## Written task:
Track down the lines that contain "zones" and copy them.
┌─ Record list
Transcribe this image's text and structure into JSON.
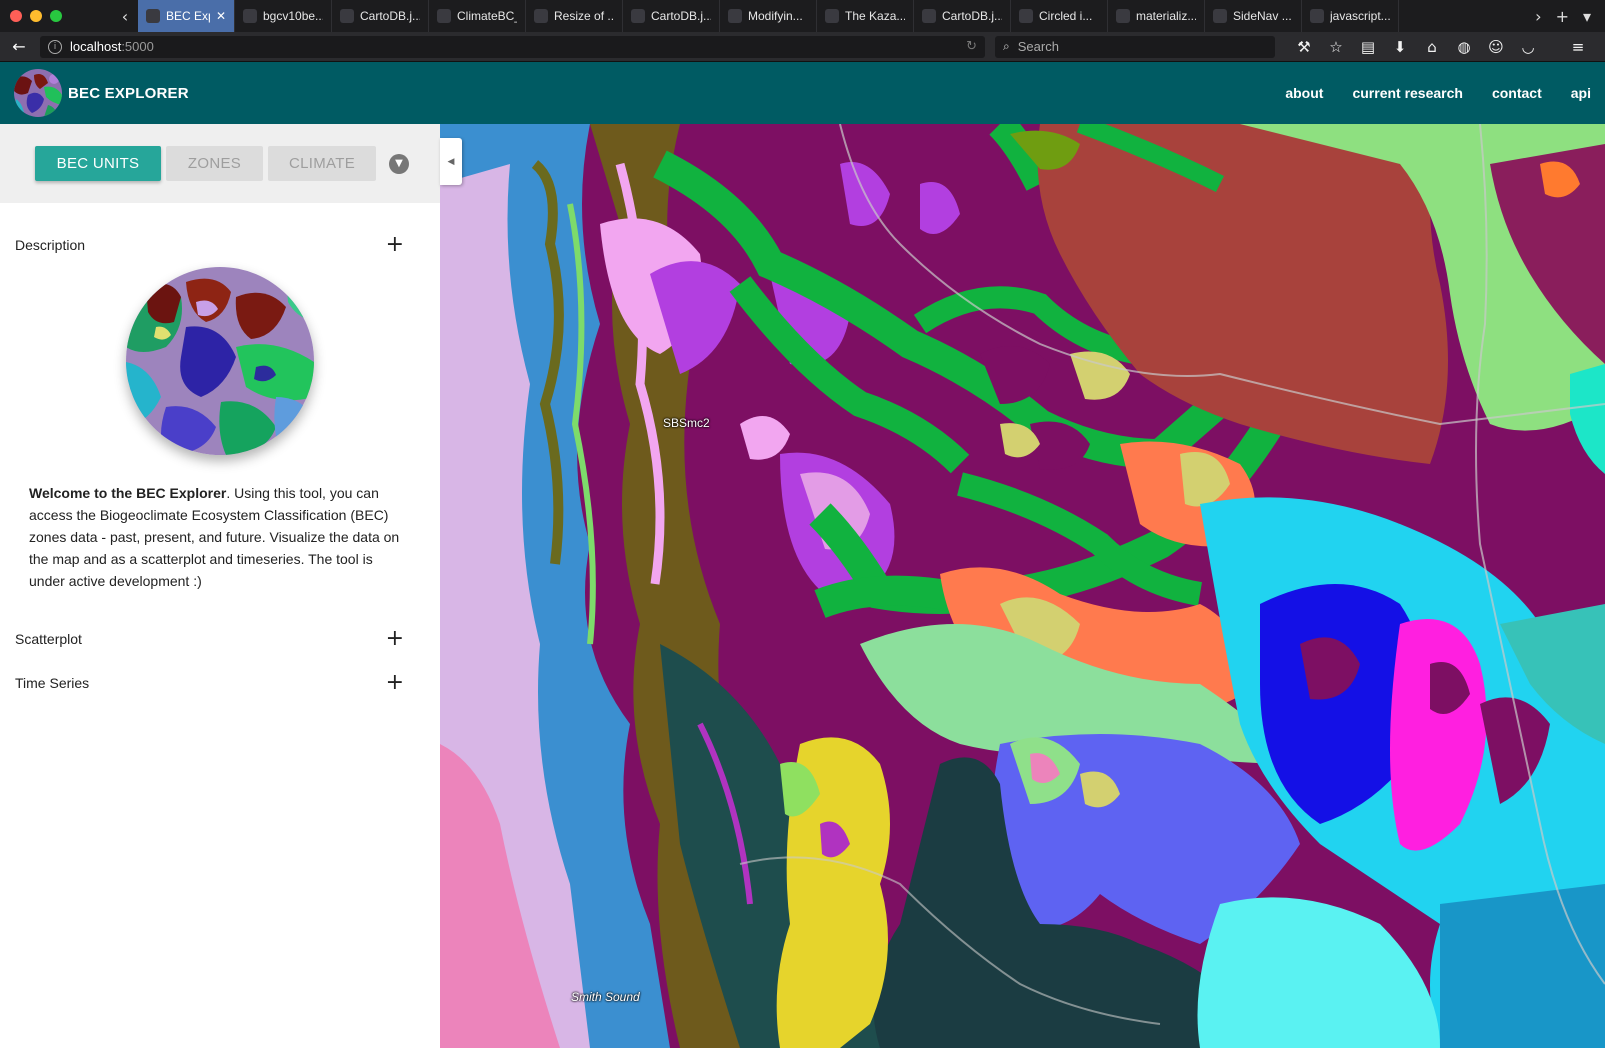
{
  "browser": {
    "tabs": [
      {
        "label": "BEC Explo...",
        "active": true,
        "close": "✕"
      },
      {
        "label": "bgcv10be...",
        "active": false
      },
      {
        "label": "CartoDB.j...",
        "active": false
      },
      {
        "label": "ClimateBC_H...",
        "active": false
      },
      {
        "label": "Resize of ...",
        "active": false
      },
      {
        "label": "CartoDB.j...",
        "active": false
      },
      {
        "label": "Modifyin...",
        "active": false
      },
      {
        "label": "The Kaza...",
        "active": false
      },
      {
        "label": "CartoDB.j...",
        "active": false
      },
      {
        "label": "Circled i...",
        "active": false
      },
      {
        "label": "materializ...",
        "active": false
      },
      {
        "label": "SideNav ...",
        "active": false
      },
      {
        "label": "javascript...",
        "active": false
      }
    ],
    "url_host": "localhost",
    "url_port": ":5000",
    "search_placeholder": "Search"
  },
  "header": {
    "title": "BEC EXPLORER",
    "nav": [
      "about",
      "current research",
      "contact",
      "api"
    ]
  },
  "sidebar": {
    "buttons": {
      "bec_units": "BEC UNITS",
      "zones": "ZONES",
      "climate": "CLIMATE"
    },
    "sections": {
      "description": "Description",
      "scatterplot": "Scatterplot",
      "time_series": "Time Series"
    },
    "welcome_bold": "Welcome to the BEC Explorer",
    "welcome_text": ". Using this tool, you can access the Biogeoclimate Ecosystem Classification (BEC) zones data - past, present, and future. Visualize the data on the map and as a scatterplot and timeseries. The tool is under active development :)"
  },
  "map": {
    "unit_label": "SBSmc2",
    "place_label": "Smith Sound"
  },
  "colors": {
    "accent": "#26a69a",
    "header": "#005b63",
    "active_tab": "#4a6ea9"
  }
}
└─
## Solution for this problem:
      "zones": "ZONES",
    "welcome_text": ". Using this tool, you can access the Biogeoclimate Ecosystem Classification (BEC) zones data - past, present, and future. Visualize the data on the map and as a scatterplot and timeseries. The tool is under active development :)"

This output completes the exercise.